• **Consignes**
• 1. Reproduisez fidèlement tout le passage du texte sur les vestiges d'un meurtre de masse qui va de « En ce lieu, qui » jusqu'à « ce souvenir choquant. » inclus.
• 2. Dans le texte sur les vestiges d'un meurtre de masse, comment les jeunes visiteurs allemands présents dans la salle ont-ils réagi ?
• 3. Poursuivez le texte sur les vestiges d'un meurtre de masse à la suite de sa dernière phrase.

• **Texte fourni**
====

En ce lieu, qui paraissait d'autant plus cynique que le paysage alentour était d'une sublime et
sauvage beauté, l'indicible témoignait de ce qui fut sans mesure...
Notre petit groupe se trouvait confronté pour la première fois aux vestiges d'un meurtre de masse
accompli sur notre propre sol et dont nous n'avions pas eu connaissance jusqu'alors.
De jeunes visiteurs allemands étaient également présents dans cette salle, qui furent pris d'un rire
nerveux et glaçant. Il nous arrive de rire pour masquer notre émotion...
Les poèmes d'Eva-Maria Berg et d'Alain Fabre-Catalan, par le duo accordé et respectueux qu'ils
instaurent, viennent balayer ce souvenir choquant.

====

• **Données brutes**
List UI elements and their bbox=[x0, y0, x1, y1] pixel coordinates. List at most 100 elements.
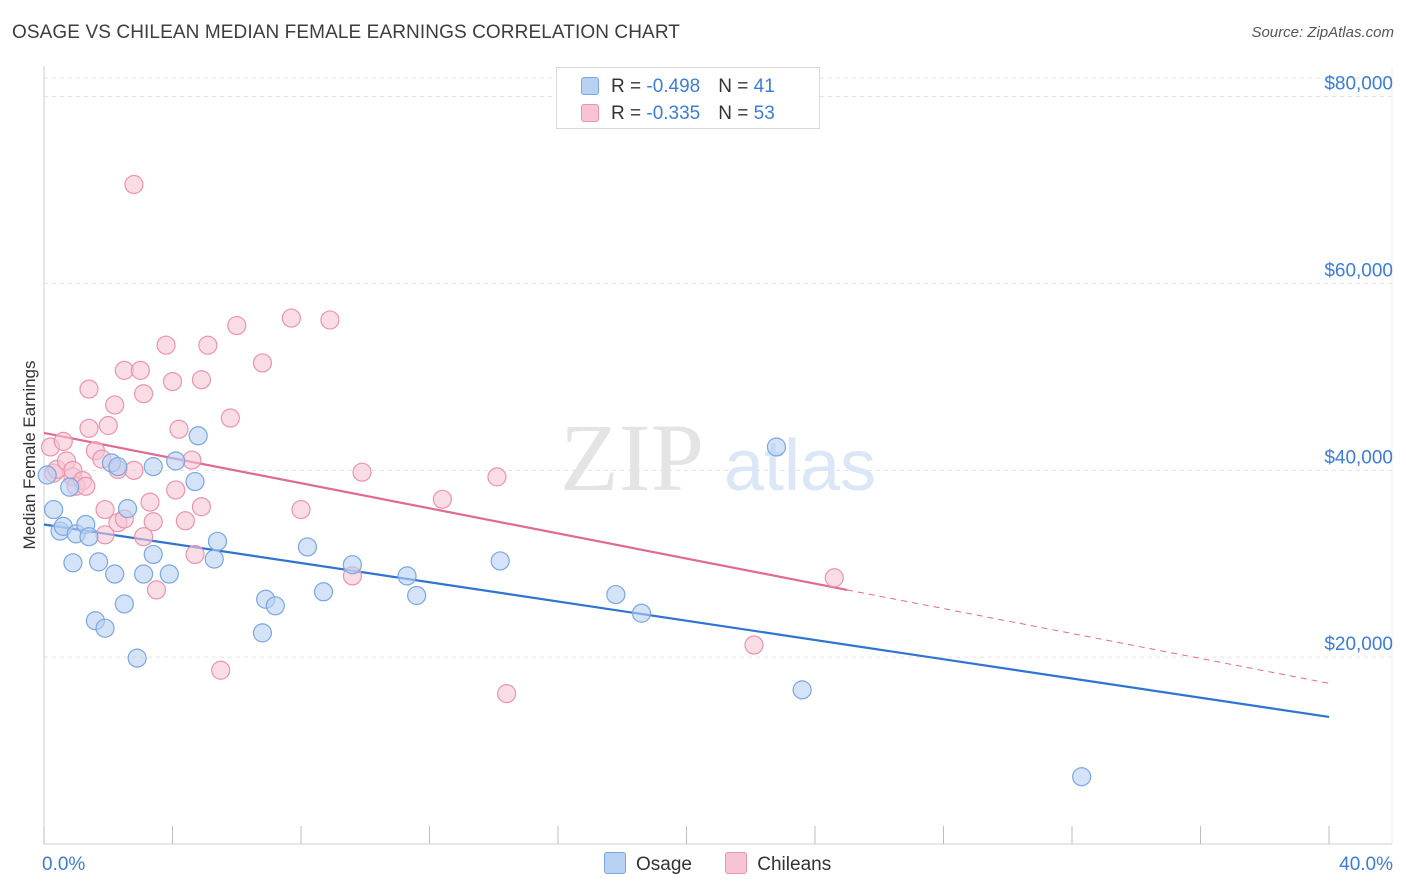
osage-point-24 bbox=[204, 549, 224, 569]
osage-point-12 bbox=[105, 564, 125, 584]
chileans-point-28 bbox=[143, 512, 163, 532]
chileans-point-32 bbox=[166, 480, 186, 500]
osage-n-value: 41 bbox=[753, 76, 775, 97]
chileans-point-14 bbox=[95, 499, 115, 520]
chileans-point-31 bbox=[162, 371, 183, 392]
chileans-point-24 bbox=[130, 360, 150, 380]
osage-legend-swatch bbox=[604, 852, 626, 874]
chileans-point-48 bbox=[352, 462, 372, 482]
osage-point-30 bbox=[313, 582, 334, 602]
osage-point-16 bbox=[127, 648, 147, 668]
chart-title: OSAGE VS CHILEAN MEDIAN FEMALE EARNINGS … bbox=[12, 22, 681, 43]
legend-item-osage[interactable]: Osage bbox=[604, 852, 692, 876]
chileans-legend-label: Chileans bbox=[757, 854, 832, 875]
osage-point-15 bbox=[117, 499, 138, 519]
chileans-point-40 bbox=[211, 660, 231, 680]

====

• **Résultats par tâche**
• 1.
En ce lieu, qui paraissait d'autant plus cynique que le paysage alentour était d'une sublime et
sauvage beauté, l'indicible témoignait de ce qui fut sans mesure...
Notre petit groupe se trouvait confronté pour la première fois aux vestiges d'un meurtre de masse
accompli sur notre propre sol et dont nous n'avions pas eu connaissance jusqu'alors.
De jeunes visiteurs allemands étaient également présents dans cette salle, qui furent pris d'un rire
nerveux et glaçant. Il nous arrive de rire pour masquer notre émotion...
Les poèmes d'Eva-Maria Berg et d'Alain Fabre-Catalan, par le duo accordé et respectueux qu'ils
instaurent, viennent balayer ce souvenir choquant.

• 2. Ils ont été pris d'un rire nerveux et glaçant.

• 3.
se taire
que les voix éteintes
résonnent encore
aller sur leurs traces
celles qui
sont éteintes
les pieds
brûlants et
les yeux
brouillés
en face
du ciel
in Eva-Maria Berg, p.p.47.48
Contre le feu de l'oubli,
la litanie des noms est la seule réponse
ibid Alain Fabre-Catalan, p.14
Pas même l'envolée d'une phrase
ne saurait les tirer du néant,
de l'indicible vertige qui ravine le ciel
à la cime des bouleaux.
ibid Alain Fabre-Catalan, p.21
qui encore et
encore disperse
les feuilles
pour donner
de l'espace à
la nouvelle saison
ibid Eva-Maria Berg, p.49
Le temps d'émettre des vœux approche, je formule, ici, les miens :
Que la nouvelle saison soit celle du respect de l'autre et de l'entente cordiale dans laquelle nos pays réciproques se sont depuis engagés.
Que les auteurs courageux de ce long et vibrant poème qu'est Le voyage immobile, rédigé à quatre mains, trouvent un large écho à leurs voix et en éprouvent un profond apaisement.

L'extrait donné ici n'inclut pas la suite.